Data entries for graphics:
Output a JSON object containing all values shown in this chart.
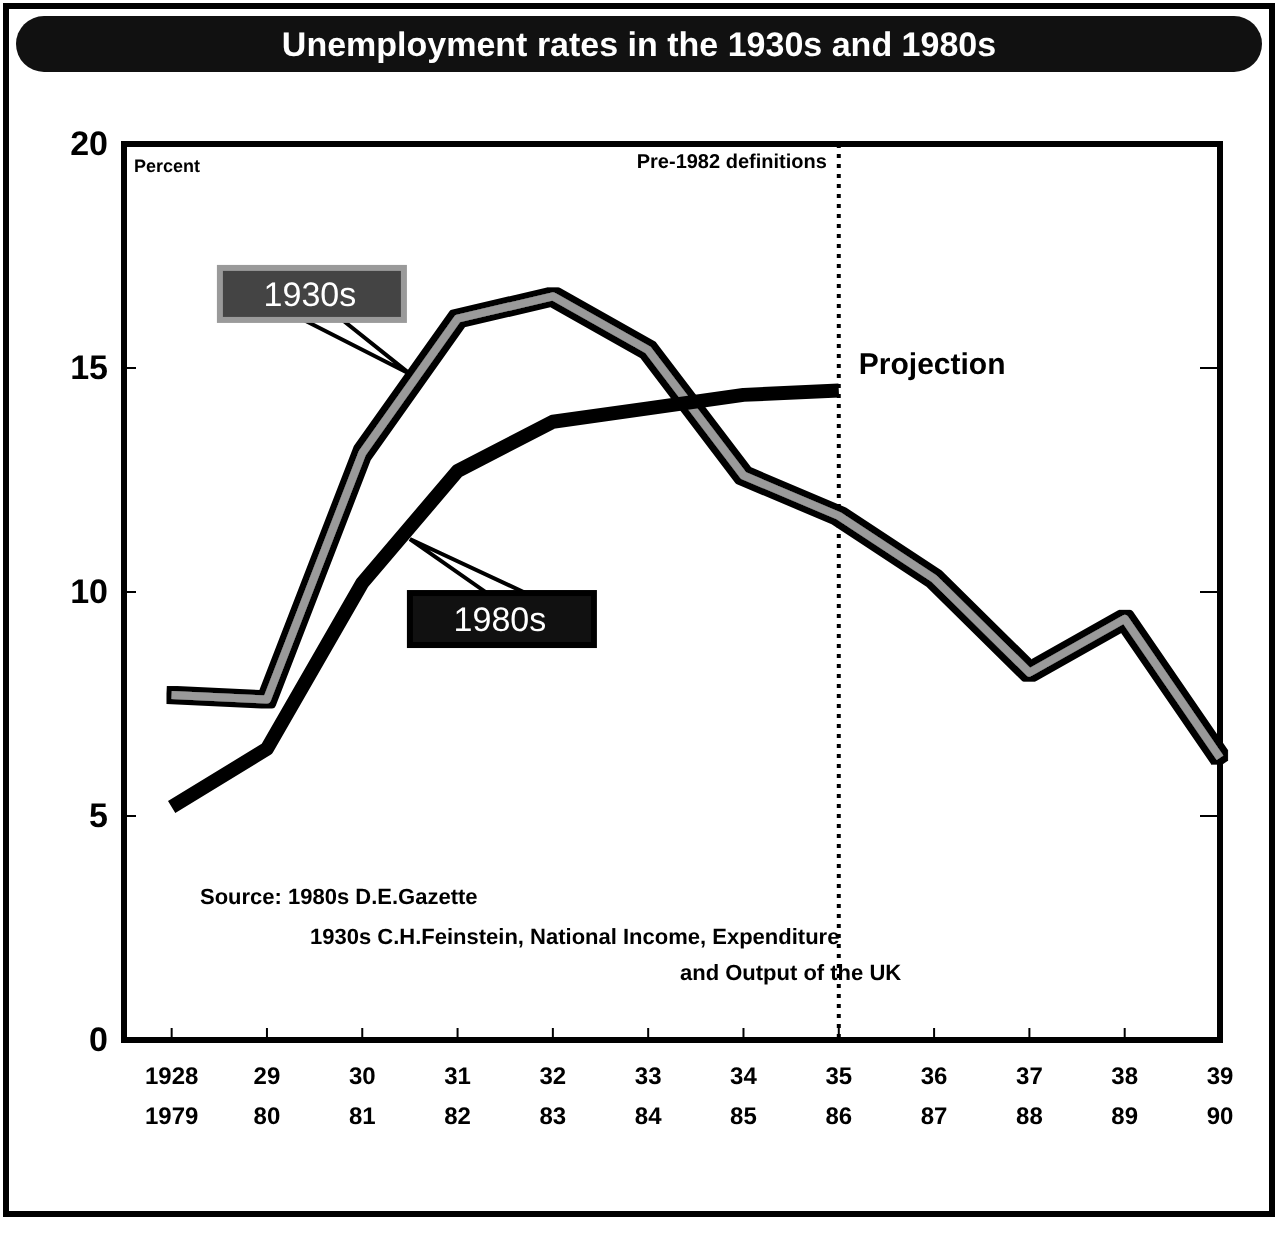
{
  "chart_data": {
    "type": "line",
    "title": "Unemployment rates in the 1930s and 1980s",
    "ylabel": "Percent",
    "ylim": [
      0,
      20
    ],
    "yticks": [
      0,
      5,
      10,
      15,
      20
    ],
    "categories": [
      "1928\n1979",
      "29\n80",
      "30\n81",
      "31\n82",
      "32\n83",
      "33\n84",
      "34\n85",
      "35\n86",
      "36\n87",
      "37\n88",
      "38\n89",
      "39\n90"
    ],
    "series": [
      {
        "name": "1930s",
        "color": "#9a9a9a",
        "values": [
          7.7,
          7.6,
          13.1,
          16.1,
          16.6,
          15.4,
          12.6,
          11.7,
          10.3,
          8.2,
          9.4,
          6.3
        ]
      },
      {
        "name": "1980s",
        "color": "#000000",
        "values": [
          5.2,
          6.5,
          10.2,
          12.7,
          13.8,
          14.1,
          14.4,
          14.5,
          null,
          null,
          null,
          null
        ]
      }
    ],
    "ref_lines": [
      {
        "axis": "x",
        "value": "35\n86",
        "label": "Pre-1982 definitions",
        "line_style": "dotted"
      }
    ],
    "annotations": [
      {
        "text": "Projection",
        "x": "35\n86",
        "y": 14.5
      },
      "Source:  1980s  D.E.Gazette",
      "1930s  C.H.Feinstein, National Income, Expenditure",
      "and Output of the UK"
    ],
    "grid": false,
    "marker": "none"
  }
}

* WHAT YOU HAVE TO DO *
Word for word, quote the full listing, omitting every picture.

* SOLUTION TO THIS EXERCISE *
Output a JSON object containing all values shown in this chart.
{
  "chart_data": {
    "type": "line",
    "title": "Unemployment rates in the 1930s and 1980s",
    "ylabel": "Percent",
    "ylim": [
      0,
      20
    ],
    "yticks": [
      0,
      5,
      10,
      15,
      20
    ],
    "categories": [
      "1928\n1979",
      "29\n80",
      "30\n81",
      "31\n82",
      "32\n83",
      "33\n84",
      "34\n85",
      "35\n86",
      "36\n87",
      "37\n88",
      "38\n89",
      "39\n90"
    ],
    "series": [
      {
        "name": "1930s",
        "color": "#9a9a9a",
        "values": [
          7.7,
          7.6,
          13.1,
          16.1,
          16.6,
          15.4,
          12.6,
          11.7,
          10.3,
          8.2,
          9.4,
          6.3
        ]
      },
      {
        "name": "1980s",
        "color": "#000000",
        "values": [
          5.2,
          6.5,
          10.2,
          12.7,
          13.8,
          14.1,
          14.4,
          14.5,
          null,
          null,
          null,
          null
        ]
      }
    ],
    "ref_lines": [
      {
        "axis": "x",
        "value": "35\n86",
        "label": "Pre-1982 definitions",
        "line_style": "dotted"
      }
    ],
    "annotations": [
      {
        "text": "Projection",
        "x": "35\n86",
        "y": 14.5
      },
      "Source:  1980s  D.E.Gazette",
      "1930s  C.H.Feinstein, National Income, Expenditure",
      "and Output of the UK"
    ],
    "grid": false,
    "marker": "none"
  }
}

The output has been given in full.